INSTRUCTIONS TO FOLLOW: Write out all of the entries that follow, word for word, but skip the pictures.

..........

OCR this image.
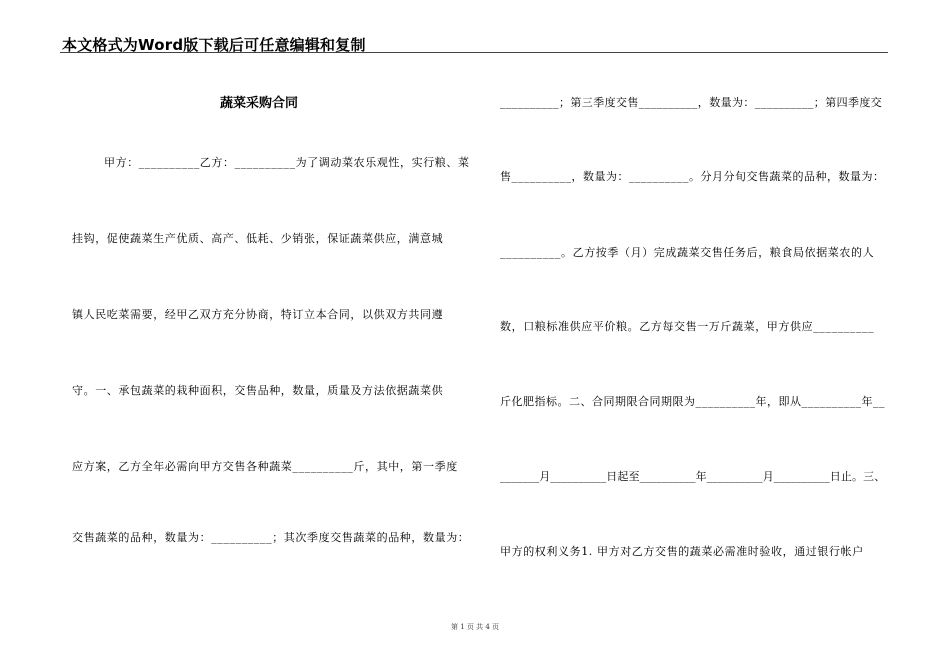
本文格式为Word版下载后可任意编辑和复制
蔬菜采购合同
甲方：__________乙方：__________为了调动菜农乐观性，实行粮、菜
挂钩，促使蔬菜生产优质、高产、低耗、少销张，保证蔬菜供应，满意城
镇人民吃菜需要，经甲乙双方充分协商，特订立本合同，以供双方共同遵
守。一、承包蔬菜的栽种面积，交售品种，数量，质量及方法依据蔬菜供
应方案，乙方全年必需向甲方交售各种蔬菜__________斤，其中，第一季度
交售蔬菜的品种，数量为：__________；其次季度交售蔬菜的品种，数量为：
__________；第三季度交售__________，数量为：__________；第四季度交
售__________，数量为：__________。分月分旬交售蔬菜的品种，数量为：
__________。乙方按季（月）完成蔬菜交售任务后，粮食局依据菜农的人
数，口粮标准供应平价粮。乙方每交售一万斤蔬菜，甲方供应__________
斤化肥指标。二、合同期限合同期限为__________年，即从__________年__
_______月__________日起至__________年__________月__________日止。三、
甲方的权利义务1. 甲方对乙方交售的蔬菜必需准时验收，通过银行帐户
第 1 页 共 4 页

..........

TASK OUTPUT:
OCR this image.
本文格式为Word版下载后可任意编辑和复制
蔬菜采购合同
甲方：__________乙方：__________为了调动菜农乐观性，实行粮、菜
挂钩，促使蔬菜生产优质、高产、低耗、少销张，保证蔬菜供应，满意城
镇人民吃菜需要，经甲乙双方充分协商，特订立本合同，以供双方共同遵
守。一、承包蔬菜的栽种面积，交售品种，数量，质量及方法依据蔬菜供
应方案，乙方全年必需向甲方交售各种蔬菜__________斤，其中，第一季度
交售蔬菜的品种，数量为：__________；其次季度交售蔬菜的品种，数量为：
__________；第三季度交售__________，数量为：__________；第四季度交
售__________，数量为：__________。分月分旬交售蔬菜的品种，数量为：
__________。乙方按季（月）完成蔬菜交售任务后，粮食局依据菜农的人
数，口粮标准供应平价粮。乙方每交售一万斤蔬菜，甲方供应__________
斤化肥指标。二、合同期限合同期限为__________年，即从__________年__
_______月__________日起至__________年__________月__________日止。三、
甲方的权利义务1. 甲方对乙方交售的蔬菜必需准时验收，通过银行帐户
第 1 页 共 4 页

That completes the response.